REQUIRED WORK. Without the pictures, output the records below word for word.

STORED DATA.
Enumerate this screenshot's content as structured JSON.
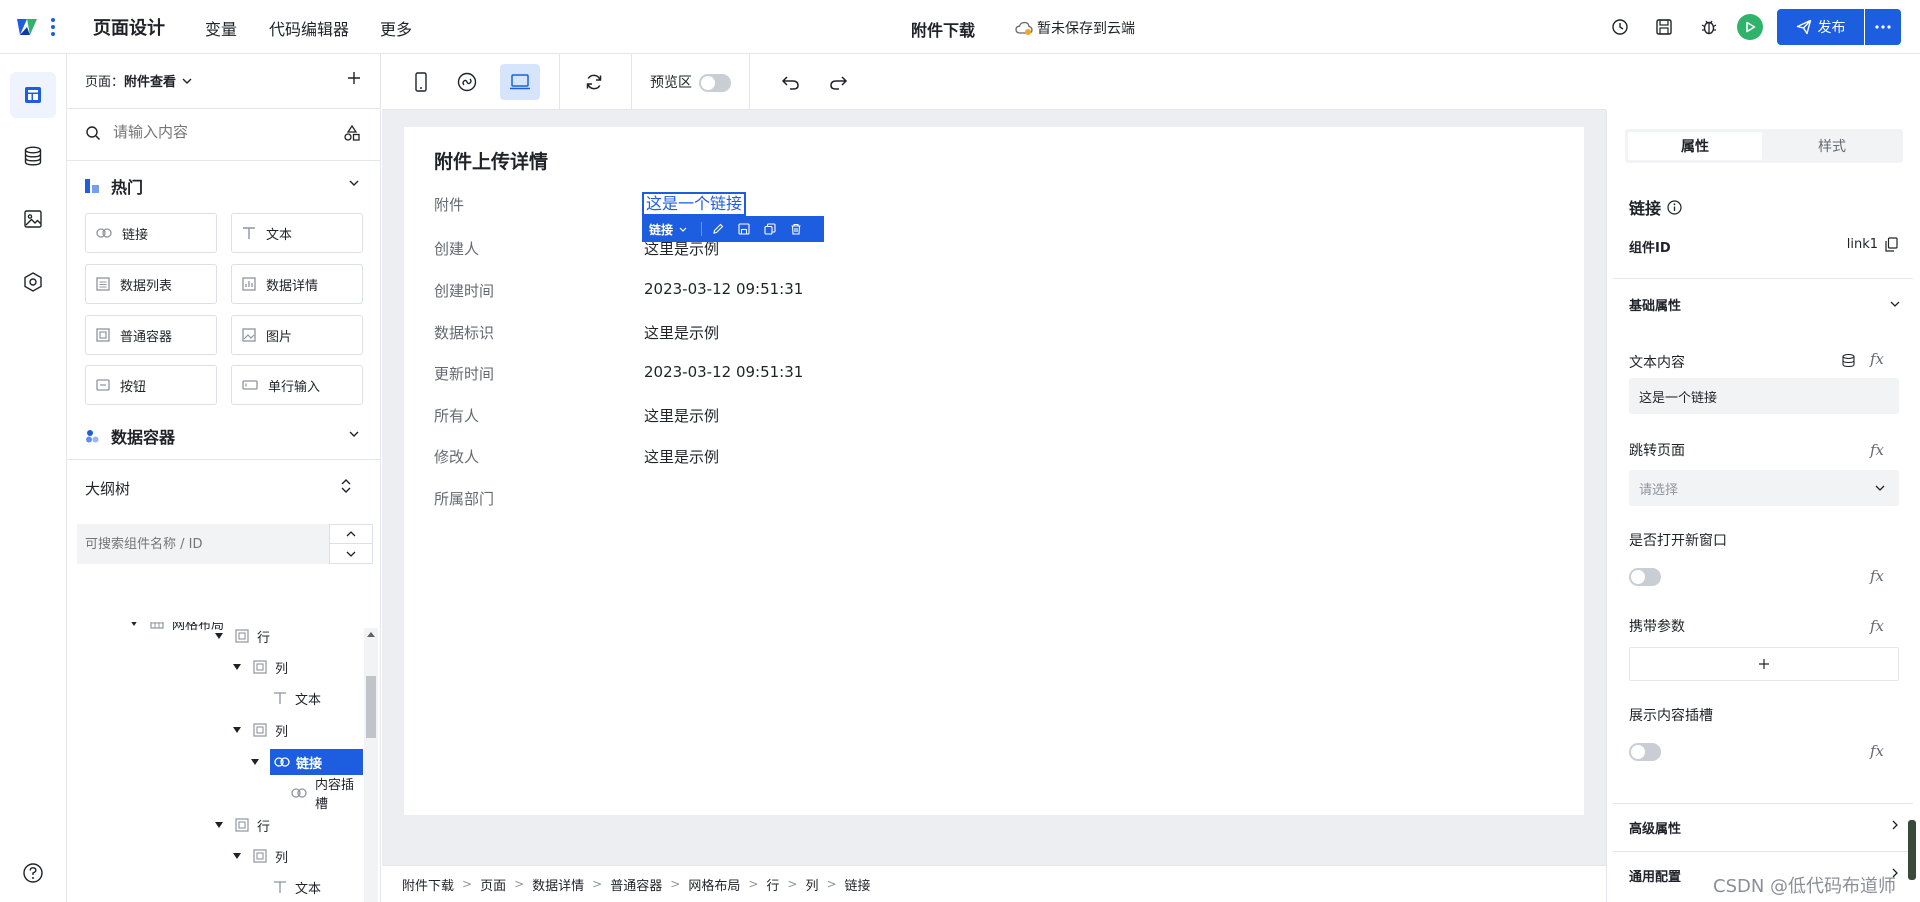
{
  "topbar": {
    "brand": "页面设计",
    "nav": [
      "变量",
      "代码编辑器",
      "更多"
    ],
    "doc_title": "附件下载",
    "save_status": "暂未保存到云端",
    "publish_label": "发布",
    "accent": "#1d5ee0"
  },
  "left": {
    "page_label": "页面：",
    "page_name": "附件查看",
    "search_placeholder": "请输入内容",
    "hot_title": "热门",
    "components": [
      "链接",
      "文本",
      "数据列表",
      "数据详情",
      "普通容器",
      "图片",
      "按钮",
      "单行输入"
    ],
    "data_container_title": "数据容器",
    "outline_title": "大纲树",
    "outline_search_placeholder": "可搜索组件名称 / ID",
    "tree": [
      {
        "label": "网格布局",
        "icon": "grid-icon",
        "level": 0,
        "arrow": true,
        "selected": false
      },
      {
        "label": "行",
        "icon": "container-icon",
        "level": 1,
        "arrow": true,
        "selected": false
      },
      {
        "label": "列",
        "icon": "container-icon",
        "level": 2,
        "arrow": true,
        "selected": false
      },
      {
        "label": "文本",
        "icon": "text-icon",
        "level": 3,
        "arrow": false,
        "selected": false
      },
      {
        "label": "列",
        "icon": "container-icon",
        "level": 2,
        "arrow": true,
        "selected": false
      },
      {
        "label": "链接",
        "icon": "link-icon",
        "level": 3,
        "arrow": true,
        "selected": true
      },
      {
        "label": "内容插槽",
        "icon": "link-icon",
        "level": 4,
        "arrow": false,
        "selected": false
      },
      {
        "label": "行",
        "icon": "container-icon",
        "level": 1,
        "arrow": true,
        "selected": false
      },
      {
        "label": "列",
        "icon": "container-icon",
        "level": 2,
        "arrow": true,
        "selected": false
      },
      {
        "label": "文本",
        "icon": "text-icon",
        "level": 3,
        "arrow": false,
        "selected": false
      },
      {
        "label": "列",
        "icon": "container-icon",
        "level": 2,
        "arrow": true,
        "selected": false
      }
    ]
  },
  "toolbar": {
    "preview_label": "预览区",
    "preview_on": false
  },
  "canvas": {
    "card_title": "附件上传详情",
    "fields": [
      {
        "label": "附件",
        "value": ""
      },
      {
        "label": "创建人",
        "value": "这里是示例"
      },
      {
        "label": "创建时间",
        "value": "2023-03-12 09:51:31"
      },
      {
        "label": "数据标识",
        "value": "这里是示例"
      },
      {
        "label": "更新时间",
        "value": "2023-03-12 09:51:31"
      },
      {
        "label": "所有人",
        "value": "这里是示例"
      },
      {
        "label": "修改人",
        "value": "这里是示例"
      },
      {
        "label": "所属部门",
        "value": ""
      }
    ],
    "link_text": "这是一个链接",
    "selection_chip": "链接",
    "breadcrumb": [
      "附件下载",
      "页面",
      "数据详情",
      "普通容器",
      "网格布局",
      "行",
      "列",
      "链接"
    ]
  },
  "right": {
    "tabs": [
      "属性",
      "样式"
    ],
    "active_tab": 0,
    "component_title": "链接",
    "id_label": "组件ID",
    "id_value": "link1",
    "basic_section": "基础属性",
    "text_content_label": "文本内容",
    "text_content_value": "这是一个链接",
    "jump_page_label": "跳转页面",
    "jump_page_placeholder": "请选择",
    "new_window_label": "是否打开新窗口",
    "params_label": "携带参数",
    "slot_label": "展示内容插槽",
    "advanced_section": "高级属性",
    "common_section": "通用配置",
    "fx": "fx"
  },
  "watermark": "CSDN @低代码布道师"
}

EXERCISE SOLUTION.
Enumerate this screenshot's content as structured JSON.
{
  "topbar": {
    "brand": "页面设计",
    "nav": [
      "变量",
      "代码编辑器",
      "更多"
    ],
    "doc_title": "附件下载",
    "save_status": "暂未保存到云端",
    "publish_label": "发布",
    "accent": "#1d5ee0"
  },
  "left": {
    "page_label": "页面：",
    "page_name": "附件查看",
    "search_placeholder": "请输入内容",
    "hot_title": "热门",
    "components": [
      "链接",
      "文本",
      "数据列表",
      "数据详情",
      "普通容器",
      "图片",
      "按钮",
      "单行输入"
    ],
    "data_container_title": "数据容器",
    "outline_title": "大纲树",
    "outline_search_placeholder": "可搜索组件名称 / ID",
    "tree": [
      {
        "label": "网格布局",
        "icon": "grid-icon",
        "level": 0,
        "arrow": true,
        "selected": false
      },
      {
        "label": "行",
        "icon": "container-icon",
        "level": 1,
        "arrow": true,
        "selected": false
      },
      {
        "label": "列",
        "icon": "container-icon",
        "level": 2,
        "arrow": true,
        "selected": false
      },
      {
        "label": "文本",
        "icon": "text-icon",
        "level": 3,
        "arrow": false,
        "selected": false
      },
      {
        "label": "列",
        "icon": "container-icon",
        "level": 2,
        "arrow": true,
        "selected": false
      },
      {
        "label": "链接",
        "icon": "link-icon",
        "level": 3,
        "arrow": true,
        "selected": true
      },
      {
        "label": "内容插槽",
        "icon": "link-icon",
        "level": 4,
        "arrow": false,
        "selected": false
      },
      {
        "label": "行",
        "icon": "container-icon",
        "level": 1,
        "arrow": true,
        "selected": false
      },
      {
        "label": "列",
        "icon": "container-icon",
        "level": 2,
        "arrow": true,
        "selected": false
      },
      {
        "label": "文本",
        "icon": "text-icon",
        "level": 3,
        "arrow": false,
        "selected": false
      },
      {
        "label": "列",
        "icon": "container-icon",
        "level": 2,
        "arrow": true,
        "selected": false
      }
    ]
  },
  "toolbar": {
    "preview_label": "预览区",
    "preview_on": false
  },
  "canvas": {
    "card_title": "附件上传详情",
    "fields": [
      {
        "label": "附件",
        "value": ""
      },
      {
        "label": "创建人",
        "value": "这里是示例"
      },
      {
        "label": "创建时间",
        "value": "2023-03-12 09:51:31"
      },
      {
        "label": "数据标识",
        "value": "这里是示例"
      },
      {
        "label": "更新时间",
        "value": "2023-03-12 09:51:31"
      },
      {
        "label": "所有人",
        "value": "这里是示例"
      },
      {
        "label": "修改人",
        "value": "这里是示例"
      },
      {
        "label": "所属部门",
        "value": ""
      }
    ],
    "link_text": "这是一个链接",
    "selection_chip": "链接",
    "breadcrumb": [
      "附件下载",
      "页面",
      "数据详情",
      "普通容器",
      "网格布局",
      "行",
      "列",
      "链接"
    ]
  },
  "right": {
    "tabs": [
      "属性",
      "样式"
    ],
    "active_tab": 0,
    "component_title": "链接",
    "id_label": "组件ID",
    "id_value": "link1",
    "basic_section": "基础属性",
    "text_content_label": "文本内容",
    "text_content_value": "这是一个链接",
    "jump_page_label": "跳转页面",
    "jump_page_placeholder": "请选择",
    "new_window_label": "是否打开新窗口",
    "params_label": "携带参数",
    "slot_label": "展示内容插槽",
    "advanced_section": "高级属性",
    "common_section": "通用配置",
    "fx": "fx"
  },
  "watermark": "CSDN @低代码布道师"
}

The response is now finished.